> [Extract provided]:

[Begin]

# New Puppy...



## Leslie (Feb 28, 2007)

Cut! :biggrin1: I broke down and took Tori to the groomer last week. I decided to have her professionally done because I wanted to get rid of her topknot and I didn't want to do it myself for fear of making her look like a goofball. Anyhow, here's what my "new puppy" looks like


----------



## rdanielle (Sep 2, 2008)

What a doll!  Her fur looks like black velvet!


----------



## dodrop82 (May 21, 2010)

Absolutely gorgeous, Leslie! I love Tori's new Do!!!


----------



## irnfit (Nov 21, 2006)

Leslie, she looks so cute and we can finally see her beautiful face! :biggrin1:


----------



## Brady's mom (Dec 1, 2006)

Great cut! She looks fantastic!


----------



## krandall (Jun 11, 2009)

She looks absolutely adorable! One of the best puppy cuts we've seen!

[End]

> [Work to complete]:
A: In the thread about Tori's new haircut, why did Leslie have Tori done professionally?
B: Summarize the thread about Tori's new haircut in two sentences.
C: Proceed with the thread about Tori's new haircut from where it stops.
The rows that come next are separate material, unrelated to the thread about Tori's new haircut.

> [Information supplied]:

[Begin]

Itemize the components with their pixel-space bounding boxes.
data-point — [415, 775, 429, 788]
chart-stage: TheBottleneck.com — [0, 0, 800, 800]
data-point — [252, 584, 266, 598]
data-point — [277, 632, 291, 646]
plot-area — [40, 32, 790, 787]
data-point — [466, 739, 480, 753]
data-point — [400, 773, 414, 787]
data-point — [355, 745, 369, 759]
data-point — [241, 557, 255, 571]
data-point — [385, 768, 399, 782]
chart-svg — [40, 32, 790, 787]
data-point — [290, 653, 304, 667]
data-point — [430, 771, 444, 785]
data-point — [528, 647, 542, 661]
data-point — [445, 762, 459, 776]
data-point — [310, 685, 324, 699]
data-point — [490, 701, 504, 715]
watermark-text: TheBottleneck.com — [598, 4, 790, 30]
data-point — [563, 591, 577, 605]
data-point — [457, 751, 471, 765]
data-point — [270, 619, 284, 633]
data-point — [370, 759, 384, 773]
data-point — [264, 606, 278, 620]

[End]

> [Answers below]:
A: Leslie wanted to get rid of Tori's topknot and feared making her look like a goofball if doing it alone.

B: Leslie took Tori to the groomer to have her topknot removed professionally rather than risk a goofy result at home, then shared a picture of the "new puppy." Other members praised the cut, calling Tori a doll, gorgeous and adorable, comparing her fur to black velvet, and noting that her face can finally be seen.

C:
----------



## trueblue (Jan 22, 2008)

I HEART Tori...she is absolutely adorable!


----------



## TilliesMom (Sep 30, 2010)

She is Gorgeous!!! Congrats on the best puppy cut I've ever seen!!!


----------



## Maxmom (Jul 22, 2008)

she is adorable! Beautiful cut.


----------



## Kathie (Jul 31, 2008)

She looks gorgeous and her hair looks so glossy and healthy! That groomer is definitely a keeper! I bet Tori feels better, too!


----------



## O'Bluff (Jan 29, 2011)

Looks GREAT! She looks happy about it too.


----------



## jacqui (Aug 7, 2007)

krandall said:


> She looks absolutely adorable! One of the best puppy cuts we've seen!


I agree. Adorable. Puppy cuts can go good or bad. This one is wonderful.


----------



## Sox (Jan 29, 2010)

Beautiful cut - and she looks SO soft!


----------



## Jplatthy (Jan 16, 2011)

She is beautiful and the cut looks great!


----------



## pjewel (Apr 11, 2007)

Leslie, I love it. What a gorgeous cut . . . and what a beautiful girl.


----------



## Thumper (Feb 18, 2007)

PRECIOUS!!!  That's a really cute cut!

Kara


----------



## Leslie (Feb 28, 2007)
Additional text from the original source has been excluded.